What you will do:
Copy out the records word for word, from the start of the records through the line that contains "bar-external (669, 242, 675, 259)".

- - -

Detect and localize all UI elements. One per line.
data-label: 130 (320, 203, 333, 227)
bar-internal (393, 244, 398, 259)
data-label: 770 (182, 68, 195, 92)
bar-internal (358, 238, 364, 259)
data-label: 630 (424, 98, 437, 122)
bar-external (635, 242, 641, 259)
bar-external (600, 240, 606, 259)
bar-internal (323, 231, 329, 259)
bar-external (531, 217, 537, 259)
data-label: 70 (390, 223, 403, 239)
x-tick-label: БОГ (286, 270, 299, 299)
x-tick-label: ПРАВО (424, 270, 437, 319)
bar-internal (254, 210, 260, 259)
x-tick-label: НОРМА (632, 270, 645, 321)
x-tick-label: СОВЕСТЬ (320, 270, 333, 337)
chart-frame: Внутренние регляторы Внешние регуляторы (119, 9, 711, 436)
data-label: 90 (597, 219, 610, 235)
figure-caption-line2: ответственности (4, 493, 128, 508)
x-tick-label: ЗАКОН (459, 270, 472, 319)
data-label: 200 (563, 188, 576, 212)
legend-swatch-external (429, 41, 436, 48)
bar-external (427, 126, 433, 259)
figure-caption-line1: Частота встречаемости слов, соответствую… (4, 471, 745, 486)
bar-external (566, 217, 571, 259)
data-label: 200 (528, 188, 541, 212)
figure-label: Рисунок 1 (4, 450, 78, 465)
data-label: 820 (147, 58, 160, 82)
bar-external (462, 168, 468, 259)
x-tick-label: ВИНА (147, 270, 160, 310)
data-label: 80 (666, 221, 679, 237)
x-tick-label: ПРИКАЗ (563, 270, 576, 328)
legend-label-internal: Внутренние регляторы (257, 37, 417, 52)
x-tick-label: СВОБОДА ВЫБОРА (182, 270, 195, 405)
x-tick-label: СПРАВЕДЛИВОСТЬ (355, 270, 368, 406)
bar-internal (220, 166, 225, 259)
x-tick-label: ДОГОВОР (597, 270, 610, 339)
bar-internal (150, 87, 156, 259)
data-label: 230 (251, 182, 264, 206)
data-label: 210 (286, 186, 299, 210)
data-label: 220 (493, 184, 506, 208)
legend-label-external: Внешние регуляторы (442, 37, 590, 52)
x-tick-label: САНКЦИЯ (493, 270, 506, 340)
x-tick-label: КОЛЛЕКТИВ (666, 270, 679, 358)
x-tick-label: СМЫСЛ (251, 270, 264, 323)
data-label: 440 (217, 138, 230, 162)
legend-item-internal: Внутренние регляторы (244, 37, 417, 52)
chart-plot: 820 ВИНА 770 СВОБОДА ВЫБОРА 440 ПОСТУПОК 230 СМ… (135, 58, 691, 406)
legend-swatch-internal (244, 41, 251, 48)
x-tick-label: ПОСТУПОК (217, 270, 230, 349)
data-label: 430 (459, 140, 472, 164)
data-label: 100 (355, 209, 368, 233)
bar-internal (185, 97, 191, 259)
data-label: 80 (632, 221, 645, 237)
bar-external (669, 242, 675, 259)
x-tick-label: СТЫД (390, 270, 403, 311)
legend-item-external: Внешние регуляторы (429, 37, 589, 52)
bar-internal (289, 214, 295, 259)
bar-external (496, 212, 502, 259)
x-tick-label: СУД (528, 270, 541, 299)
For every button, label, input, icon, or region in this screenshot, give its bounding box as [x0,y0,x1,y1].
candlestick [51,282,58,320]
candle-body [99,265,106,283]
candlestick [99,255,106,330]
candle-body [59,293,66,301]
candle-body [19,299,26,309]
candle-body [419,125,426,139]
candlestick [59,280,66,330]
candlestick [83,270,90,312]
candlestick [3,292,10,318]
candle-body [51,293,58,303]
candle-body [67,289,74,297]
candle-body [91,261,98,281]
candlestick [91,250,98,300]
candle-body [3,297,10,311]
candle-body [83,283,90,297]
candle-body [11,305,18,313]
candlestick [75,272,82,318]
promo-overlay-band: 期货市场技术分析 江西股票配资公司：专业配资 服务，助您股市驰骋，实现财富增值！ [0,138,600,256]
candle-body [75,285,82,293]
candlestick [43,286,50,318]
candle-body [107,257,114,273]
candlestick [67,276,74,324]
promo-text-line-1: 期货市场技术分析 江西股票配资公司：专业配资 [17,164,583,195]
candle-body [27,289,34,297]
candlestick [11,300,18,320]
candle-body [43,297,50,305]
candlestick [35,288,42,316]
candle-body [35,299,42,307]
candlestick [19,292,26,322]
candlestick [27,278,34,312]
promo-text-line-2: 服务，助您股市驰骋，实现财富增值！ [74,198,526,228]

- - -

Written reply:
Detect and localize all UI elements. One per line.
data-label: 130 (320, 203, 333, 227)
bar-internal (393, 244, 398, 259)
data-label: 770 (182, 68, 195, 92)
bar-internal (358, 238, 364, 259)
data-label: 630 (424, 98, 437, 122)
bar-external (635, 242, 641, 259)
bar-external (600, 240, 606, 259)
bar-internal (323, 231, 329, 259)
bar-external (531, 217, 537, 259)
data-label: 70 (390, 223, 403, 239)
x-tick-label: БОГ (286, 270, 299, 299)
x-tick-label: ПРАВО (424, 270, 437, 319)
bar-internal (254, 210, 260, 259)
x-tick-label: НОРМА (632, 270, 645, 321)
x-tick-label: СОВЕСТЬ (320, 270, 333, 337)
chart-frame: Внутренние регляторы Внешние регуляторы (119, 9, 711, 436)
data-label: 90 (597, 219, 610, 235)
figure-caption-line2: ответственности (4, 493, 128, 508)
x-tick-label: ЗАКОН (459, 270, 472, 319)
data-label: 200 (563, 188, 576, 212)
legend-swatch-external (429, 41, 436, 48)
bar-external (427, 126, 433, 259)
figure-caption-line1: Частота встречаемости слов, соответствую… (4, 471, 745, 486)
bar-external (566, 217, 571, 259)
data-label: 200 (528, 188, 541, 212)
figure-label: Рисунок 1 (4, 450, 78, 465)
data-label: 820 (147, 58, 160, 82)
bar-external (462, 168, 468, 259)
x-tick-label: ВИНА (147, 270, 160, 310)
data-label: 80 (666, 221, 679, 237)
x-tick-label: ПРИКАЗ (563, 270, 576, 328)
legend-label-internal: Внутренние регляторы (257, 37, 417, 52)
x-tick-label: СВОБОДА ВЫБОРА (182, 270, 195, 405)
x-tick-label: СПРАВЕДЛИВОСТЬ (355, 270, 368, 406)
bar-internal (220, 166, 225, 259)
x-tick-label: ДОГОВОР (597, 270, 610, 339)
bar-internal (150, 87, 156, 259)
data-label: 230 (251, 182, 264, 206)
data-label: 210 (286, 186, 299, 210)
data-label: 220 (493, 184, 506, 208)
legend-label-external: Внешние регуляторы (442, 37, 590, 52)
x-tick-label: САНКЦИЯ (493, 270, 506, 340)
x-tick-label: КОЛЛЕКТИВ (666, 270, 679, 358)
x-tick-label: СМЫСЛ (251, 270, 264, 323)
data-label: 440 (217, 138, 230, 162)
legend-item-internal: Внутренние регляторы (244, 37, 417, 52)
chart-plot: 820 ВИНА 770 СВОБОДА ВЫБОРА 440 ПОСТУПОК 230 СМ… (135, 58, 691, 406)
legend-swatch-internal (244, 41, 251, 48)
x-tick-label: ПОСТУПОК (217, 270, 230, 349)
data-label: 430 (459, 140, 472, 164)
data-label: 100 (355, 209, 368, 233)
bar-internal (185, 97, 191, 259)
data-label: 80 (632, 221, 645, 237)
bar-external (669, 242, 675, 259)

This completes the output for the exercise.